Request
Write out all the data again, exactly as it stands.

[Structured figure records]
+---+

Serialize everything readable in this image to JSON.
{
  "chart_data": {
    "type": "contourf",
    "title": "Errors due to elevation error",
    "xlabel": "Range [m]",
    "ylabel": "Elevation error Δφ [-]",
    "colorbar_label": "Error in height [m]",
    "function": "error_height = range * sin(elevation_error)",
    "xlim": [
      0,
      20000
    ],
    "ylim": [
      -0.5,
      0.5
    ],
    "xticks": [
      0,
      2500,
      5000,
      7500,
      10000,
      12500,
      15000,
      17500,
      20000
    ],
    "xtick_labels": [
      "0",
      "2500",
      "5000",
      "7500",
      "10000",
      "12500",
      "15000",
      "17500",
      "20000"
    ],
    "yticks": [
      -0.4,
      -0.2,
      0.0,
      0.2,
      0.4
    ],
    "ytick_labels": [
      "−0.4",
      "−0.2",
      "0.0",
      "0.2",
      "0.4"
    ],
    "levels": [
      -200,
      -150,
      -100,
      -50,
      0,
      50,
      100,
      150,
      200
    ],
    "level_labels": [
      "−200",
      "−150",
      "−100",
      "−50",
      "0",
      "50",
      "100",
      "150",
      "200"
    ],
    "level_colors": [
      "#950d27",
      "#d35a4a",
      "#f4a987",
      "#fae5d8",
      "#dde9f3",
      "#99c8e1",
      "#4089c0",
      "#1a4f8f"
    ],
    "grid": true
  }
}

+---+

Result for this exercise
Serialize everything readable in this image to JSON.
{
  "chart_data": {
    "type": "contourf",
    "title": "Errors due to elevation error",
    "xlabel": "Range [m]",
    "ylabel": "Elevation error Δφ [-]",
    "colorbar_label": "Error in height [m]",
    "function": "error_height = range * sin(elevation_error)",
    "xlim": [
      0,
      20000
    ],
    "ylim": [
      -0.5,
      0.5
    ],
    "xticks": [
      0,
      2500,
      5000,
      7500,
      10000,
      12500,
      15000,
      17500,
      20000
    ],
    "xtick_labels": [
      "0",
      "2500",
      "5000",
      "7500",
      "10000",
      "12500",
      "15000",
      "17500",
      "20000"
    ],
    "yticks": [
      -0.4,
      -0.2,
      0.0,
      0.2,
      0.4
    ],
    "ytick_labels": [
      "−0.4",
      "−0.2",
      "0.0",
      "0.2",
      "0.4"
    ],
    "levels": [
      -200,
      -150,
      -100,
      -50,
      0,
      50,
      100,
      150,
      200
    ],
    "level_labels": [
      "−200",
      "−150",
      "−100",
      "−50",
      "0",
      "50",
      "100",
      "150",
      "200"
    ],
    "level_colors": [
      "#950d27",
      "#d35a4a",
      "#f4a987",
      "#fae5d8",
      "#dde9f3",
      "#99c8e1",
      "#4089c0",
      "#1a4f8f"
    ],
    "grid": true
  }
}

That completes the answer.